EXERCISE GOAL
Rewrite the material below so that every "plot-frame" becomes "plot-area", with everything else left unchanged.

DATASET RECORDS
* BEGIN *

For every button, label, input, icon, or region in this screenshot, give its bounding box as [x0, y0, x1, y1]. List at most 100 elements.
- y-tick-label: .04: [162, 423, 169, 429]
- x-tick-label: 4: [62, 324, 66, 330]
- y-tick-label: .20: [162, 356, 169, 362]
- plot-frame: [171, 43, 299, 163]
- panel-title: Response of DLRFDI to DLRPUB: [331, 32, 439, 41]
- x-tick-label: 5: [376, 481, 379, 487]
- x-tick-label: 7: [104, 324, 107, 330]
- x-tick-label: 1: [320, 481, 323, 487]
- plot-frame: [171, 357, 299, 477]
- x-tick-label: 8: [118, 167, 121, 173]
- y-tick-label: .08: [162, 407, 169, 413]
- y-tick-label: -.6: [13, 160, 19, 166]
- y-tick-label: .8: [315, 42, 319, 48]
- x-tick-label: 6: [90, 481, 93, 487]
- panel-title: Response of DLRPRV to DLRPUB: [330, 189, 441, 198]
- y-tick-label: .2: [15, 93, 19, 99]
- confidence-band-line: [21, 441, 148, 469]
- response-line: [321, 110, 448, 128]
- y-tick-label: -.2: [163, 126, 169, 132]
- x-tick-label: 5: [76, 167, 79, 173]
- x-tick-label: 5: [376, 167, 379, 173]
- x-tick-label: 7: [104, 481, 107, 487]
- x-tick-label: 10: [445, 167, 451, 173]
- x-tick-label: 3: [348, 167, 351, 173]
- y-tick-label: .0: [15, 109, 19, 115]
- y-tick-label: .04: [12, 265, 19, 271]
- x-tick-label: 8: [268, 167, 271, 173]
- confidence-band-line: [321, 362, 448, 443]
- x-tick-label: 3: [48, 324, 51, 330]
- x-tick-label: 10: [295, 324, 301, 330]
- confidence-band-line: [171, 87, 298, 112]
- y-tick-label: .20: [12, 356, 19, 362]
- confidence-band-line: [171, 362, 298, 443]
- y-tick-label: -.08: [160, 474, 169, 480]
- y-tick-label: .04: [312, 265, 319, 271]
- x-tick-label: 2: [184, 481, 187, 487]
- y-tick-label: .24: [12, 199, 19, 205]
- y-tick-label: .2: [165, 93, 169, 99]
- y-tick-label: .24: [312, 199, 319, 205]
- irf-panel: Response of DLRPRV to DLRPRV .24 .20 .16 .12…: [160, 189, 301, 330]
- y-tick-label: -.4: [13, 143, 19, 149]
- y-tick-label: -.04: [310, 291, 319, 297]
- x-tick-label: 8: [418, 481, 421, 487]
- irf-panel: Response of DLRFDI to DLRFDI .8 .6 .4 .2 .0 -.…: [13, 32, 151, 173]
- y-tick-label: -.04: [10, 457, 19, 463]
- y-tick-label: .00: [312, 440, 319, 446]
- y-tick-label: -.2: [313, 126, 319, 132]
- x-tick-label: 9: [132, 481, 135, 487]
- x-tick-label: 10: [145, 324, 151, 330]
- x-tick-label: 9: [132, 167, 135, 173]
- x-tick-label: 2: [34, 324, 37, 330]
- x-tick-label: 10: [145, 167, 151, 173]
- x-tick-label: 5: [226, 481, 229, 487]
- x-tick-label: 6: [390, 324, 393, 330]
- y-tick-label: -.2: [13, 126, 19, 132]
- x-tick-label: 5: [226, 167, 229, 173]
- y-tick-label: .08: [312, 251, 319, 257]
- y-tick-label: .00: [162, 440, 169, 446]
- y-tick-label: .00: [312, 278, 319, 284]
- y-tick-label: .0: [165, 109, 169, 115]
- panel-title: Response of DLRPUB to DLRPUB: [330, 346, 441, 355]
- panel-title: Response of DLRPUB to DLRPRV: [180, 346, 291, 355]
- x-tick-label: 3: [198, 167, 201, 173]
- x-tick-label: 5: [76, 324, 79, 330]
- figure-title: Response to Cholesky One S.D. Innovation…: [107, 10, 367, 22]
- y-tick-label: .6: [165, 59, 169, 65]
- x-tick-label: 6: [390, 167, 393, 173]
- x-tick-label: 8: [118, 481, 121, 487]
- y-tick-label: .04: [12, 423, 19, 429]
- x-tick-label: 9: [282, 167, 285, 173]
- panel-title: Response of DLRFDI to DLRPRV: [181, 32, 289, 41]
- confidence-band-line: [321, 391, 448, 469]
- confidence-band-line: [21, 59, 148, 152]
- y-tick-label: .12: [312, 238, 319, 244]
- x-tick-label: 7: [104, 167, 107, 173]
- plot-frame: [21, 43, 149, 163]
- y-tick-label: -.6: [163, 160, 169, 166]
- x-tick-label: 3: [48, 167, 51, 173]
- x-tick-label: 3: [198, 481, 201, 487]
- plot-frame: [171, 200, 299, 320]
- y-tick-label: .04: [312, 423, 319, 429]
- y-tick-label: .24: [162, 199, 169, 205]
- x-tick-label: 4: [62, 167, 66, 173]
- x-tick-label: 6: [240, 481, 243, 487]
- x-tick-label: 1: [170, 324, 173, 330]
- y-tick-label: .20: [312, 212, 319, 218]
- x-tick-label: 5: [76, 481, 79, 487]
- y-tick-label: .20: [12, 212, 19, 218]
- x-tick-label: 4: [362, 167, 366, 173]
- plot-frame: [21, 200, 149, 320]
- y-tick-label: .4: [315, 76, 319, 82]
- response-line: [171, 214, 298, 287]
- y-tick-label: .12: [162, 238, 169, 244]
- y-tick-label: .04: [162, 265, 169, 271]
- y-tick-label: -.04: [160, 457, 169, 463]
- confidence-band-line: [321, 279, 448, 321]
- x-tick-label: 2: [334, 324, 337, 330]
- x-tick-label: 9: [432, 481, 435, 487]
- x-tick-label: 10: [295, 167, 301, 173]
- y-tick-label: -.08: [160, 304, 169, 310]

* END *

ANSWER TO THE TASK
For every button, label, input, icon, or region in this screenshot, give its bounding box as [x0, y0, x1, y1]. List at most 100 elements.
- y-tick-label: .04: [162, 423, 169, 429]
- x-tick-label: 4: [62, 324, 66, 330]
- y-tick-label: .20: [162, 356, 169, 362]
- plot-area: [171, 43, 299, 163]
- panel-title: Response of DLRFDI to DLRPUB: [331, 32, 439, 41]
- x-tick-label: 5: [376, 481, 379, 487]
- x-tick-label: 7: [104, 324, 107, 330]
- x-tick-label: 1: [320, 481, 323, 487]
- plot-area: [171, 357, 299, 477]
- x-tick-label: 8: [118, 167, 121, 173]
- y-tick-label: .08: [162, 407, 169, 413]
- y-tick-label: -.6: [13, 160, 19, 166]
- y-tick-label: .8: [315, 42, 319, 48]
- x-tick-label: 6: [90, 481, 93, 487]
- panel-title: Response of DLRPRV to DLRPUB: [330, 189, 441, 198]
- y-tick-label: .2: [15, 93, 19, 99]
- confidence-band-line: [21, 441, 148, 469]
- response-line: [321, 110, 448, 128]
- y-tick-label: -.2: [163, 126, 169, 132]
- x-tick-label: 5: [76, 167, 79, 173]
- x-tick-label: 5: [376, 167, 379, 173]
- x-tick-label: 7: [104, 481, 107, 487]
- x-tick-label: 10: [445, 167, 451, 173]
- x-tick-label: 3: [348, 167, 351, 173]
- y-tick-label: .0: [15, 109, 19, 115]
- y-tick-label: .04: [12, 265, 19, 271]
- x-tick-label: 8: [268, 167, 271, 173]
- confidence-band-line: [321, 362, 448, 443]
- x-tick-label: 3: [48, 324, 51, 330]
- x-tick-label: 10: [295, 324, 301, 330]
- confidence-band-line: [171, 87, 298, 112]
- y-tick-label: .20: [12, 356, 19, 362]
- confidence-band-line: [171, 362, 298, 443]
- y-tick-label: -.08: [160, 474, 169, 480]
- y-tick-label: .04: [312, 265, 319, 271]
- x-tick-label: 2: [184, 481, 187, 487]
- y-tick-label: .24: [12, 199, 19, 205]
- y-tick-label: .2: [165, 93, 169, 99]
- y-tick-label: .24: [312, 199, 319, 205]
- irf-panel: Response of DLRPRV to DLRPRV .24 .20 .16 .12…: [160, 189, 301, 330]
- y-tick-label: -.4: [13, 143, 19, 149]
- y-tick-label: -.04: [310, 291, 319, 297]
- x-tick-label: 8: [418, 481, 421, 487]
- irf-panel: Response of DLRFDI to DLRFDI .8 .6 .4 .2 .0 -.…: [13, 32, 151, 173]
- y-tick-label: -.04: [10, 457, 19, 463]
- y-tick-label: .00: [312, 440, 319, 446]
- y-tick-label: -.2: [313, 126, 319, 132]
- x-tick-label: 9: [132, 481, 135, 487]
- x-tick-label: 10: [145, 324, 151, 330]
- x-tick-label: 9: [132, 167, 135, 173]
- x-tick-label: 2: [34, 324, 37, 330]
- x-tick-label: 10: [145, 167, 151, 173]
- x-tick-label: 5: [226, 481, 229, 487]
- x-tick-label: 6: [390, 324, 393, 330]
- y-tick-label: -.2: [13, 126, 19, 132]
- x-tick-label: 5: [226, 167, 229, 173]
- y-tick-label: .08: [312, 251, 319, 257]
- y-tick-label: .00: [162, 440, 169, 446]
- y-tick-label: .00: [312, 278, 319, 284]
- y-tick-label: .0: [165, 109, 169, 115]
- panel-title: Response of DLRPUB to DLRPUB: [330, 346, 441, 355]
- panel-title: Response of DLRPUB to DLRPRV: [180, 346, 291, 355]
- x-tick-label: 3: [198, 167, 201, 173]
- x-tick-label: 5: [76, 324, 79, 330]
- figure-title: Response to Cholesky One S.D. Innovation…: [107, 10, 367, 22]
- y-tick-label: .6: [165, 59, 169, 65]
- x-tick-label: 6: [390, 167, 393, 173]
- x-tick-label: 8: [118, 481, 121, 487]
- y-tick-label: .04: [12, 423, 19, 429]
- x-tick-label: 9: [282, 167, 285, 173]
- panel-title: Response of DLRFDI to DLRPRV: [181, 32, 289, 41]
- confidence-band-line: [321, 391, 448, 469]
- confidence-band-line: [21, 59, 148, 152]
- y-tick-label: .12: [312, 238, 319, 244]
- x-tick-label: 7: [104, 167, 107, 173]
- plot-area: [21, 43, 149, 163]
- y-tick-label: -.6: [163, 160, 169, 166]
- x-tick-label: 3: [48, 167, 51, 173]
- x-tick-label: 3: [198, 481, 201, 487]
- plot-area: [171, 200, 299, 320]
- y-tick-label: .04: [312, 423, 319, 429]
- y-tick-label: .24: [162, 199, 169, 205]
- x-tick-label: 4: [62, 167, 66, 173]
- x-tick-label: 6: [240, 481, 243, 487]
- x-tick-label: 1: [170, 324, 173, 330]
- y-tick-label: .20: [312, 212, 319, 218]
- x-tick-label: 5: [76, 481, 79, 487]
- y-tick-label: .20: [12, 212, 19, 218]
- x-tick-label: 4: [362, 167, 366, 173]
- plot-area: [21, 200, 149, 320]
- y-tick-label: .4: [315, 76, 319, 82]
- response-line: [171, 214, 298, 287]
- y-tick-label: .12: [162, 238, 169, 244]
- y-tick-label: .04: [162, 265, 169, 271]
- y-tick-label: -.04: [160, 457, 169, 463]
- confidence-band-line: [321, 279, 448, 321]
- x-tick-label: 2: [334, 324, 337, 330]
- x-tick-label: 9: [432, 481, 435, 487]
- x-tick-label: 10: [295, 167, 301, 173]
- y-tick-label: -.08: [160, 304, 169, 310]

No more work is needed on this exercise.